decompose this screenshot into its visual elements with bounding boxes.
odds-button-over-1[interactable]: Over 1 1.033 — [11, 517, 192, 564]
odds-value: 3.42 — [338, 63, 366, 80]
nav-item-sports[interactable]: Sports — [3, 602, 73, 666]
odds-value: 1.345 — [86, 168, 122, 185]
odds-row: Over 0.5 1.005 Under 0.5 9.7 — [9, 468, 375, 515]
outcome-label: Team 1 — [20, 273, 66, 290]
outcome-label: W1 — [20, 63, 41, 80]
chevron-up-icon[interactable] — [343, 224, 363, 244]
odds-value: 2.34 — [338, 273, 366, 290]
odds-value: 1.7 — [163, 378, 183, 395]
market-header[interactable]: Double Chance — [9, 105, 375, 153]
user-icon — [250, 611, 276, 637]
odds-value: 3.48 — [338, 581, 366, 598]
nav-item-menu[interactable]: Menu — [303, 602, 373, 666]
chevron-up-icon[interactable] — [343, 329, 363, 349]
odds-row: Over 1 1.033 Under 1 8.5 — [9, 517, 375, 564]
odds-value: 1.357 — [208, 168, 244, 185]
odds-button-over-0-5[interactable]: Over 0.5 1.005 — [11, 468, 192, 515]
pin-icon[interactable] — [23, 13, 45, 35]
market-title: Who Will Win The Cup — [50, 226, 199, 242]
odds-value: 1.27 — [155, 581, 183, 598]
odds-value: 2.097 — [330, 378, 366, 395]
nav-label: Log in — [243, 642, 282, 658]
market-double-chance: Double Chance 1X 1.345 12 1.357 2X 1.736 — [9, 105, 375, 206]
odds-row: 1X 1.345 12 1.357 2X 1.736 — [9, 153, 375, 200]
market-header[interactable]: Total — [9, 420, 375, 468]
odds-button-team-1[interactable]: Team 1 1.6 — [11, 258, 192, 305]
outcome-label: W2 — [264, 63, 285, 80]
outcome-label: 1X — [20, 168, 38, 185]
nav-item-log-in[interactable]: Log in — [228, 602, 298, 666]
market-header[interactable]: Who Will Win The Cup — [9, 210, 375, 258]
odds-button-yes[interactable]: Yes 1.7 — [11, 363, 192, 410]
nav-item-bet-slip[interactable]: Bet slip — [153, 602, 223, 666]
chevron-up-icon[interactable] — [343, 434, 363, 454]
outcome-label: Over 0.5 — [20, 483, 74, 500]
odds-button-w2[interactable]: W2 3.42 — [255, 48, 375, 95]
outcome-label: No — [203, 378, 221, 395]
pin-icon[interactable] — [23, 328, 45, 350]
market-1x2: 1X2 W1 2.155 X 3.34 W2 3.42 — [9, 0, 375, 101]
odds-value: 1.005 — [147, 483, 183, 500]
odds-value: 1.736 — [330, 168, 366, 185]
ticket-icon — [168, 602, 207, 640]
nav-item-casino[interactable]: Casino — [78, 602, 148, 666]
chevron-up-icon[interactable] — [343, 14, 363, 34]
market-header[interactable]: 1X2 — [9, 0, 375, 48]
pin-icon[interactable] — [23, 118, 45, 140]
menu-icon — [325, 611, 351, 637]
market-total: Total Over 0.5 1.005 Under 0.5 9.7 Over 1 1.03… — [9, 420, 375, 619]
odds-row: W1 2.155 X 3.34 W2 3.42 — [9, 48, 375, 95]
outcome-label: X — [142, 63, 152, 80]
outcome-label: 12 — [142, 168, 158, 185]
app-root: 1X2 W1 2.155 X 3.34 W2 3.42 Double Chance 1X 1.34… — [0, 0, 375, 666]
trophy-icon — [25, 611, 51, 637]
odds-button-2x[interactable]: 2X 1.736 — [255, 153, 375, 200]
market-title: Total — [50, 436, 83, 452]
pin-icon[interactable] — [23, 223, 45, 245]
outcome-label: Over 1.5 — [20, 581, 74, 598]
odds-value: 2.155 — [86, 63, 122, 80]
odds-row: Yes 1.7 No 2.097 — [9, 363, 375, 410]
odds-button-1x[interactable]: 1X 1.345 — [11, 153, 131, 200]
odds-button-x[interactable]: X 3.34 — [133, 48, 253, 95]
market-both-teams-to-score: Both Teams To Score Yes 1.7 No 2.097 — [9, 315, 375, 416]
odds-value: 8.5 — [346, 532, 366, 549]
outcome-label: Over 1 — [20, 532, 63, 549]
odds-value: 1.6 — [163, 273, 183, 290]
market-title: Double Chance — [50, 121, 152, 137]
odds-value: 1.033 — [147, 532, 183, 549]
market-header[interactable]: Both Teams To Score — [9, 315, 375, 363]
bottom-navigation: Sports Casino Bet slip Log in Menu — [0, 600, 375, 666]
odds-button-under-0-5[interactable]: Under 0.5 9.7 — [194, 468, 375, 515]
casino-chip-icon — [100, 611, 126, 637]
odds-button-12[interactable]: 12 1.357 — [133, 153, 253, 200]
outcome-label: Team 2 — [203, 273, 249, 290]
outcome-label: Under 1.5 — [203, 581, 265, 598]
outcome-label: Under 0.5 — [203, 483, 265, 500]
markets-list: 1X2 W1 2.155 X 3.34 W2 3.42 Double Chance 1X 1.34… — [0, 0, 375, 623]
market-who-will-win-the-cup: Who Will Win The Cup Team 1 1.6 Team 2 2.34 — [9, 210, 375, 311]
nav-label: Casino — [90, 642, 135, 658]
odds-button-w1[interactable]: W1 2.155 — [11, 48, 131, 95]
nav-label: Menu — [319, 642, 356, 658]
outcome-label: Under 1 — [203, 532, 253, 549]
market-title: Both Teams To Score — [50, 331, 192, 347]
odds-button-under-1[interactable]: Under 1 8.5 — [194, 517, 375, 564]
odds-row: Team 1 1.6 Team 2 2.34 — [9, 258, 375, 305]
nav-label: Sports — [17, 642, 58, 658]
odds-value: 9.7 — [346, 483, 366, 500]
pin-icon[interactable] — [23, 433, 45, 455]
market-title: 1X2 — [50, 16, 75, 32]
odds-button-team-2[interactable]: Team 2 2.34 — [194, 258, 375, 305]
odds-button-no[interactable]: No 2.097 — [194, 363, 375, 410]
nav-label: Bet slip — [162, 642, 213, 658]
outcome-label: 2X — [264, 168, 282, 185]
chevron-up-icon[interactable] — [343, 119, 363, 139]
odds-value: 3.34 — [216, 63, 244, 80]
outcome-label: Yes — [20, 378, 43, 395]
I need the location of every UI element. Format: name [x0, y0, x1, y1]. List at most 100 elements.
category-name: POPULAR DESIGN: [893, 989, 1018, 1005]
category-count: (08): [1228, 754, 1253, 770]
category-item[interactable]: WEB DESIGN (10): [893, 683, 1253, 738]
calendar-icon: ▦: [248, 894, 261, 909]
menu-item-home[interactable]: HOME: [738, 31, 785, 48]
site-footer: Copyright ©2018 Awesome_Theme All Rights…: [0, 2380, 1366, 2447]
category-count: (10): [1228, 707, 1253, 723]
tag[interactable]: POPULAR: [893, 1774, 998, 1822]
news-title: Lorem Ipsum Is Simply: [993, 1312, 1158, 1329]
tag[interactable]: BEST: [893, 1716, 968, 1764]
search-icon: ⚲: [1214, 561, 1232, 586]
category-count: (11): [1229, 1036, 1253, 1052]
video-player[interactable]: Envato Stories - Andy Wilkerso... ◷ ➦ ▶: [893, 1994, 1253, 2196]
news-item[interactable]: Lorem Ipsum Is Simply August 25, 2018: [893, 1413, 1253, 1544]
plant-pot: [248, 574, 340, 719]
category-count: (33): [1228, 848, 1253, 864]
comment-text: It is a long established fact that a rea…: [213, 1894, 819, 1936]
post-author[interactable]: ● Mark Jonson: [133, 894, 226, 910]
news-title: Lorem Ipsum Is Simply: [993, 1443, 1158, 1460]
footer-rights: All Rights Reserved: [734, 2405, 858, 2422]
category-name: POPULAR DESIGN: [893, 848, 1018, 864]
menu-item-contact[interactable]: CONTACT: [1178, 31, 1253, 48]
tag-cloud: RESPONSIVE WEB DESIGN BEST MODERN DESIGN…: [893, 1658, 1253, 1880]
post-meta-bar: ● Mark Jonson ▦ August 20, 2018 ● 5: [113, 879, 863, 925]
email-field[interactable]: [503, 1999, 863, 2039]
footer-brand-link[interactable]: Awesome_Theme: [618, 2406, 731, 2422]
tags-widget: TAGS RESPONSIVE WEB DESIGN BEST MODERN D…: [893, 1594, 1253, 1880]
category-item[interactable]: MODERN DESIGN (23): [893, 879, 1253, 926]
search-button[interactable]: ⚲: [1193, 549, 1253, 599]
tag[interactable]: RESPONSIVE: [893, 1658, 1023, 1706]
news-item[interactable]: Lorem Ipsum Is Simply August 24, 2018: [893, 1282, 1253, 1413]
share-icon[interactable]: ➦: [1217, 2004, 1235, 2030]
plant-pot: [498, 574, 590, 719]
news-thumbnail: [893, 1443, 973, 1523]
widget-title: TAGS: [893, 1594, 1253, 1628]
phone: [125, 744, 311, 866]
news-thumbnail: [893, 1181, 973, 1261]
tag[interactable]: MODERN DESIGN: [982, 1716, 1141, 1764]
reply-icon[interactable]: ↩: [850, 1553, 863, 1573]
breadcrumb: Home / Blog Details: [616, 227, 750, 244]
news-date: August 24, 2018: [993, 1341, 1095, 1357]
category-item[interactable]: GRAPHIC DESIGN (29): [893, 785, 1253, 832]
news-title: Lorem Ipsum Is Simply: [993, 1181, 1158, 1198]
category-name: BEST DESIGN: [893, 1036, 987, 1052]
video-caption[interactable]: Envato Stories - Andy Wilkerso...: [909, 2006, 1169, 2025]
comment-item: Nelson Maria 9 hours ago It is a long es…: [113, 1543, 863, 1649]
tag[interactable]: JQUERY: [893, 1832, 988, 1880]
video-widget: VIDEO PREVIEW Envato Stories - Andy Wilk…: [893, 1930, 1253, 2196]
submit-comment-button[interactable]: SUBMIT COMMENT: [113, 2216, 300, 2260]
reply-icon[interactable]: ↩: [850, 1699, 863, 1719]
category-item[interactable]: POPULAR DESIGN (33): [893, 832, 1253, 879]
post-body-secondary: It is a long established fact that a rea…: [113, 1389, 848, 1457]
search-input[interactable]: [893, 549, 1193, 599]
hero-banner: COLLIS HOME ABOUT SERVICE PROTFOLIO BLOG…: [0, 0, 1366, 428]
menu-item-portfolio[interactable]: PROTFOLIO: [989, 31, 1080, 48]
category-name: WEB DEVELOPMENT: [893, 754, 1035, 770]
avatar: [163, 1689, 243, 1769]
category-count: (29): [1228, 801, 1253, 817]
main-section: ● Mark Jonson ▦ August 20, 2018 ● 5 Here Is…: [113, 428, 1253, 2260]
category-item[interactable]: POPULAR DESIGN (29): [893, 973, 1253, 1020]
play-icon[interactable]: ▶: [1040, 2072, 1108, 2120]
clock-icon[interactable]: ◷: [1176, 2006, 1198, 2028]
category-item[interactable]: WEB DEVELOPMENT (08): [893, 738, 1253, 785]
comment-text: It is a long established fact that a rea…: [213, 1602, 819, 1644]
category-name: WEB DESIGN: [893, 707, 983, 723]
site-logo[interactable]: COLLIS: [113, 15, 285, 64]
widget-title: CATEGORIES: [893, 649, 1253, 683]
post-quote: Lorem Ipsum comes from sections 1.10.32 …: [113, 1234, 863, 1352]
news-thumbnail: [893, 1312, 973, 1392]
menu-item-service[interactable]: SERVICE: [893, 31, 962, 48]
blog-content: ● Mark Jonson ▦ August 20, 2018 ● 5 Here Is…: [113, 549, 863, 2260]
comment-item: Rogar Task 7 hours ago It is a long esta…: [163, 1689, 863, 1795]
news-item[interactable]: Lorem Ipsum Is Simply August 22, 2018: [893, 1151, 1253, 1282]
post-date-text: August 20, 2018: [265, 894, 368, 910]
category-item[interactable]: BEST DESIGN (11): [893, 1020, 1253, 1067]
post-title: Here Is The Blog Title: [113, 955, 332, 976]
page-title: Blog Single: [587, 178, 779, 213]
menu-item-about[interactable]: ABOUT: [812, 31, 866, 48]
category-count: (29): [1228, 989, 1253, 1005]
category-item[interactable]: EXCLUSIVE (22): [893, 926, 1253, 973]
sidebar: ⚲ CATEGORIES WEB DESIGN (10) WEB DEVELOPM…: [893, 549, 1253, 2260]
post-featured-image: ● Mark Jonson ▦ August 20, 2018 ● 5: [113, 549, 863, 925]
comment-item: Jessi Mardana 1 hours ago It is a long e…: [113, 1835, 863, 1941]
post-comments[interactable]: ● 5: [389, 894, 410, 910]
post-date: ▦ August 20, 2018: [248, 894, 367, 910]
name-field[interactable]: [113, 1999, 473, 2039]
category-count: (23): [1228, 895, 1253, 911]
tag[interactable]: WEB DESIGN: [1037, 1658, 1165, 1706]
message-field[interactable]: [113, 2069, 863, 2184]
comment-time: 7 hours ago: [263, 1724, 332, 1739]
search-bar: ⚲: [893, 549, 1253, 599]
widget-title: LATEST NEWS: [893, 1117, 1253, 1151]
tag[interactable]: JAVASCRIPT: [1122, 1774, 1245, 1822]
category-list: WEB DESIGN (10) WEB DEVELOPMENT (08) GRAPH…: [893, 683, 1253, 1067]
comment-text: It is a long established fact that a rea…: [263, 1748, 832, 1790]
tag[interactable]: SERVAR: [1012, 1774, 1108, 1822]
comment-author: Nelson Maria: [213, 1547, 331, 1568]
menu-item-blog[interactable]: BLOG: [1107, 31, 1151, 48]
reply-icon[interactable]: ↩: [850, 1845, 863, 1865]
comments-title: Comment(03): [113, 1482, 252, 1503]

══════

* _Short problem_: Please turn the items, from the first line through the line with "odds-row: Over 0.5" (both included), into a numbered list, leaving out any blank lines.

* _Exercise response_:
1. decompose this screenshot into its visual elements with bounding boxes.
2. odds-button-over-1[interactable]: Over 1 1.033 — [11, 517, 192, 564]
3. odds-value: 3.42 — [338, 63, 366, 80]
4. nav-item-sports[interactable]: Sports — [3, 602, 73, 666]
5. odds-value: 1.345 — [86, 168, 122, 185]
6. odds-row: Over 0.5 1.005 Under 0.5 9.7 — [9, 468, 375, 515]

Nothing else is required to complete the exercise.